» Problem
Reproduce the entries in full, with no changes.

- - -

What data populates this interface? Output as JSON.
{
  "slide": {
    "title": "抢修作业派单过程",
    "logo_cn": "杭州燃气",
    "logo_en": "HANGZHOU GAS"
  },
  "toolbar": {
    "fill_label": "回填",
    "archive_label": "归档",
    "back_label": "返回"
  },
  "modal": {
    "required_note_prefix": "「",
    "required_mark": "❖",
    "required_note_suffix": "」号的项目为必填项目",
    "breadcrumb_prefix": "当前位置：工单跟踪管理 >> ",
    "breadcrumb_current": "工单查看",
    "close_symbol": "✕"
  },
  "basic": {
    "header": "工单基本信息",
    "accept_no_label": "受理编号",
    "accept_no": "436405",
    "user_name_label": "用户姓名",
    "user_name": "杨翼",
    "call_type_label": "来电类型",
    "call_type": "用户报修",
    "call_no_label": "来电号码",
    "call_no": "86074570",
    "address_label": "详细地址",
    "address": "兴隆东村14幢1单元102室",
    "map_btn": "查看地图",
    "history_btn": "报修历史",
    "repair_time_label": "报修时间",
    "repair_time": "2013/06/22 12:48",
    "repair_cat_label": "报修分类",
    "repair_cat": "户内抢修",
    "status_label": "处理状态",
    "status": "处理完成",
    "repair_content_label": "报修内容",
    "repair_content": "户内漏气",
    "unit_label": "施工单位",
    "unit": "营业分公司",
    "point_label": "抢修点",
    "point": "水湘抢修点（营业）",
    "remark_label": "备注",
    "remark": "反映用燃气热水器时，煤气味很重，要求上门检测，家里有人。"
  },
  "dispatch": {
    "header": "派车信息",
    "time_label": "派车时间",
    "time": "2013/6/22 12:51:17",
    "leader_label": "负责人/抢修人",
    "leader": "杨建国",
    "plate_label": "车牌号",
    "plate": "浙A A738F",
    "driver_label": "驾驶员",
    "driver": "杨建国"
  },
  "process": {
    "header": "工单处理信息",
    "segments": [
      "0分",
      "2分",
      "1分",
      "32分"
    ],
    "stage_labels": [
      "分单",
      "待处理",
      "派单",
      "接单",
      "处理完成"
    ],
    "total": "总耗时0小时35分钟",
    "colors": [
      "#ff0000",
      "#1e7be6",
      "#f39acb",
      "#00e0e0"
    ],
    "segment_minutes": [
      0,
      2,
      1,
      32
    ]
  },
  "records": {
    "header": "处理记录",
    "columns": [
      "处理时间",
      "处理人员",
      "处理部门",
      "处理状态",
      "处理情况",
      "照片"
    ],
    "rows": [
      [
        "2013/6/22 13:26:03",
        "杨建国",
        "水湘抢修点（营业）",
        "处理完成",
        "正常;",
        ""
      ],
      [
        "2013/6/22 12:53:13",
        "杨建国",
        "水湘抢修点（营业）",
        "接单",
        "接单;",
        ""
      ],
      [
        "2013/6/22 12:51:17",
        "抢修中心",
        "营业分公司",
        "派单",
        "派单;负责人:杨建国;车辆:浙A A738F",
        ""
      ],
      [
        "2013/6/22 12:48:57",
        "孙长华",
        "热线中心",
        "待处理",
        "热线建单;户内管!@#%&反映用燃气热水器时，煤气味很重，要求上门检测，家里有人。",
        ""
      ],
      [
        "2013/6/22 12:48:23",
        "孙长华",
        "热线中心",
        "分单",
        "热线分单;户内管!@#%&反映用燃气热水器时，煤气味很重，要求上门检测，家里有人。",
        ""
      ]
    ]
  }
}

- - -

» Solution for this exercise
What data populates this interface? Output as JSON.
{
  "slide": {
    "title": "抢修作业派单过程",
    "logo_cn": "杭州燃气",
    "logo_en": "HANGZHOU GAS"
  },
  "toolbar": {
    "fill_label": "回填",
    "archive_label": "归档",
    "back_label": "返回"
  },
  "modal": {
    "required_note_prefix": "「",
    "required_mark": "❖",
    "required_note_suffix": "」号的项目为必填项目",
    "breadcrumb_prefix": "当前位置：工单跟踪管理 >> ",
    "breadcrumb_current": "工单查看",
    "close_symbol": "✕"
  },
  "basic": {
    "header": "工单基本信息",
    "accept_no_label": "受理编号",
    "accept_no": "436405",
    "user_name_label": "用户姓名",
    "user_name": "杨翼",
    "call_type_label": "来电类型",
    "call_type": "用户报修",
    "call_no_label": "来电号码",
    "call_no": "86074570",
    "address_label": "详细地址",
    "address": "兴隆东村14幢1单元102室",
    "map_btn": "查看地图",
    "history_btn": "报修历史",
    "repair_time_label": "报修时间",
    "repair_time": "2013/06/22 12:48",
    "repair_cat_label": "报修分类",
    "repair_cat": "户内抢修",
    "status_label": "处理状态",
    "status": "处理完成",
    "repair_content_label": "报修内容",
    "repair_content": "户内漏气",
    "unit_label": "施工单位",
    "unit": "营业分公司",
    "point_label": "抢修点",
    "point": "水湘抢修点（营业）",
    "remark_label": "备注",
    "remark": "反映用燃气热水器时，煤气味很重，要求上门检测，家里有人。"
  },
  "dispatch": {
    "header": "派车信息",
    "time_label": "派车时间",
    "time": "2013/6/22 12:51:17",
    "leader_label": "负责人/抢修人",
    "leader": "杨建国",
    "plate_label": "车牌号",
    "plate": "浙A A738F",
    "driver_label": "驾驶员",
    "driver": "杨建国"
  },
  "process": {
    "header": "工单处理信息",
    "segments": [
      "0分",
      "2分",
      "1分",
      "32分"
    ],
    "stage_labels": [
      "分单",
      "待处理",
      "派单",
      "接单",
      "处理完成"
    ],
    "total": "总耗时0小时35分钟",
    "colors": [
      "#ff0000",
      "#1e7be6",
      "#f39acb",
      "#00e0e0"
    ],
    "segment_minutes": [
      0,
      2,
      1,
      32
    ]
  },
  "records": {
    "header": "处理记录",
    "columns": [
      "处理时间",
      "处理人员",
      "处理部门",
      "处理状态",
      "处理情况",
      "照片"
    ],
    "rows": [
      [
        "2013/6/22 13:26:03",
        "杨建国",
        "水湘抢修点（营业）",
        "处理完成",
        "正常;",
        ""
      ],
      [
        "2013/6/22 12:53:13",
        "杨建国",
        "水湘抢修点（营业）",
        "接单",
        "接单;",
        ""
      ],
      [
        "2013/6/22 12:51:17",
        "抢修中心",
        "营业分公司",
        "派单",
        "派单;负责人:杨建国;车辆:浙A A738F",
        ""
      ],
      [
        "2013/6/22 12:48:57",
        "孙长华",
        "热线中心",
        "待处理",
        "热线建单;户内管!@#%&反映用燃气热水器时，煤气味很重，要求上门检测，家里有人。",
        ""
      ],
      [
        "2013/6/22 12:48:23",
        "孙长华",
        "热线中心",
        "分单",
        "热线分单;户内管!@#%&反映用燃气热水器时，煤气味很重，要求上门检测，家里有人。",
        ""
      ]
    ]
  }
}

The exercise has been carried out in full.